For every entry below, retype it exactly as it reads.

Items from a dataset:
──────────────────────────────

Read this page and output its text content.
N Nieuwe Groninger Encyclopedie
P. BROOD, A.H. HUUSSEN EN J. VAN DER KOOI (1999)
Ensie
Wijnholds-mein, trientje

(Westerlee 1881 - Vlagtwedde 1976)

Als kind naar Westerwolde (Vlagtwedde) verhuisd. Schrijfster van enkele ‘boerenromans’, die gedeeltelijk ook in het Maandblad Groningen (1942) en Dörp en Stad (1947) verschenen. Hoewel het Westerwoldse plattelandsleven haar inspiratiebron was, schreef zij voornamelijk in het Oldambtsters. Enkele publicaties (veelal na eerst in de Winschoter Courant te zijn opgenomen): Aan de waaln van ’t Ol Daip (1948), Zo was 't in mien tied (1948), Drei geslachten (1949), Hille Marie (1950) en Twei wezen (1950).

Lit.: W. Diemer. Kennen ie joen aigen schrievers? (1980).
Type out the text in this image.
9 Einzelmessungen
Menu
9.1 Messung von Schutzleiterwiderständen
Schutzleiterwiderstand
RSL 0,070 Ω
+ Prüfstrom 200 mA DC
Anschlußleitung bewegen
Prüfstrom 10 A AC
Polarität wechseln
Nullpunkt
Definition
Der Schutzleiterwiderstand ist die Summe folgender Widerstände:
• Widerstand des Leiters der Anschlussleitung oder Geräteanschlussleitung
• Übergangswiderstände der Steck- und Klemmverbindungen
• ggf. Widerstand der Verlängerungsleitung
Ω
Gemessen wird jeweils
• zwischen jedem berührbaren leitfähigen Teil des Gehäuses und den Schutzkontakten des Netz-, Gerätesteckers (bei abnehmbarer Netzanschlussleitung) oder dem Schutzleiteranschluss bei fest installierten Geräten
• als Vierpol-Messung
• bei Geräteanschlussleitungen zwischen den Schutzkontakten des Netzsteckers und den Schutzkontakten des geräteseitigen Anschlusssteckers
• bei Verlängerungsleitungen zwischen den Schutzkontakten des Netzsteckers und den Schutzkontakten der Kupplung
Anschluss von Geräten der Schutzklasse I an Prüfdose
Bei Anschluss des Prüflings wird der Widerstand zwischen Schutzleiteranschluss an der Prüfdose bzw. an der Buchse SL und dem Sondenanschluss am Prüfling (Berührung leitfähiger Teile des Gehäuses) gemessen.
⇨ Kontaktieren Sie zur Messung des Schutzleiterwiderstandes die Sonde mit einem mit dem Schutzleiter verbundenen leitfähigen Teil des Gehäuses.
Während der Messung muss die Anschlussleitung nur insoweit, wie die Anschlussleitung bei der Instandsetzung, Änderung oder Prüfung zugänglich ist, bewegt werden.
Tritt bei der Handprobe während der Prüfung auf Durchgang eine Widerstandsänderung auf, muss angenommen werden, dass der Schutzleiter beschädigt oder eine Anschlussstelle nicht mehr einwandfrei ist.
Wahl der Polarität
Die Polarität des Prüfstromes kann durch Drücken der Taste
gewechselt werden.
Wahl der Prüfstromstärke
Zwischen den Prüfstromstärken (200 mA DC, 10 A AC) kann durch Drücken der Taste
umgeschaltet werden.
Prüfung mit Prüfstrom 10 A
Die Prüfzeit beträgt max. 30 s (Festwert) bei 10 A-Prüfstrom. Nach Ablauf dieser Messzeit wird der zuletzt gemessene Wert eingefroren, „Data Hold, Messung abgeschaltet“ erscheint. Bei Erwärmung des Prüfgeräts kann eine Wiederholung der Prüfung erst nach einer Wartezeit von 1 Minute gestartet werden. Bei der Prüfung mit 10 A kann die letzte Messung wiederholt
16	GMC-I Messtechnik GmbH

──────────────────────────────

(Exercise output)
Read this page and output its text content.
N Nieuwe Groninger Encyclopedie
P. BROOD, A.H. HUUSSEN EN J. VAN DER KOOI (1999)
Ensie
Wijnholds-mein, trientje

(Westerlee 1881 - Vlagtwedde 1976)

Als kind naar Westerwolde (Vlagtwedde) verhuisd. Schrijfster van enkele ‘boerenromans’, die gedeeltelijk ook in het Maandblad Groningen (1942) en Dörp en Stad (1947) verschenen. Hoewel het Westerwoldse plattelandsleven haar inspiratiebron was, schreef zij voornamelijk in het Oldambtsters. Enkele publicaties (veelal na eerst in de Winschoter Courant te zijn opgenomen): Aan de waaln van ’t Ol Daip (1948), Zo was 't in mien tied (1948), Drei geslachten (1949), Hille Marie (1950) en Twei wezen (1950).

Lit.: W. Diemer. Kennen ie joen aigen schrievers? (1980).
Type out the text in this image.
9 Einzelmessungen
Menu
9.1 Messung von Schutzleiterwiderständen
Schutzleiterwiderstand
RSL 0,070 Ω
+ Prüfstrom 200 mA DC
Anschlußleitung bewegen
Prüfstrom 10 A AC
Polarität wechseln
Nullpunkt
Definition
Der Schutzleiterwiderstand ist die Summe folgender Widerstände:
• Widerstand des Leiters der Anschlussleitung oder Geräteanschlussleitung
• Übergangswiderstände der Steck- und Klemmverbindungen
• ggf. Widerstand der Verlängerungsleitung
Ω
Gemessen wird jeweils
• zwischen jedem berührbaren leitfähigen Teil des Gehäuses und den Schutzkontakten des Netz-, Gerätesteckers (bei abnehmbarer Netzanschlussleitung) oder dem Schutzleiteranschluss bei fest installierten Geräten
• als Vierpol-Messung
• bei Geräteanschlussleitungen zwischen den Schutzkontakten des Netzsteckers und den Schutzkontakten des geräteseitigen Anschlusssteckers
• bei Verlängerungsleitungen zwischen den Schutzkontakten des Netzsteckers und den Schutzkontakten der Kupplung
Anschluss von Geräten der Schutzklasse I an Prüfdose
Bei Anschluss des Prüflings wird der Widerstand zwischen Schutzleiteranschluss an der Prüfdose bzw. an der Buchse SL und dem Sondenanschluss am Prüfling (Berührung leitfähiger Teile des Gehäuses) gemessen.
⇨ Kontaktieren Sie zur Messung des Schutzleiterwiderstandes die Sonde mit einem mit dem Schutzleiter verbundenen leitfähigen Teil des Gehäuses.
Während der Messung muss die Anschlussleitung nur insoweit, wie die Anschlussleitung bei der Instandsetzung, Änderung oder Prüfung zugänglich ist, bewegt werden.
Tritt bei der Handprobe während der Prüfung auf Durchgang eine Widerstandsänderung auf, muss angenommen werden, dass der Schutzleiter beschädigt oder eine Anschlussstelle nicht mehr einwandfrei ist.
Wahl der Polarität
Die Polarität des Prüfstromes kann durch Drücken der Taste
gewechselt werden.
Wahl der Prüfstromstärke
Zwischen den Prüfstromstärken (200 mA DC, 10 A AC) kann durch Drücken der Taste
umgeschaltet werden.
Prüfung mit Prüfstrom 10 A
Die Prüfzeit beträgt max. 30 s (Festwert) bei 10 A-Prüfstrom. Nach Ablauf dieser Messzeit wird der zuletzt gemessene Wert eingefroren, „Data Hold, Messung abgeschaltet“ erscheint. Bei Erwärmung des Prüfgeräts kann eine Wiederholung der Prüfung erst nach einer Wartezeit von 1 Minute gestartet werden. Bei der Prüfung mit 10 A kann die letzte Messung wiederholt
16	GMC-I Messtechnik GmbH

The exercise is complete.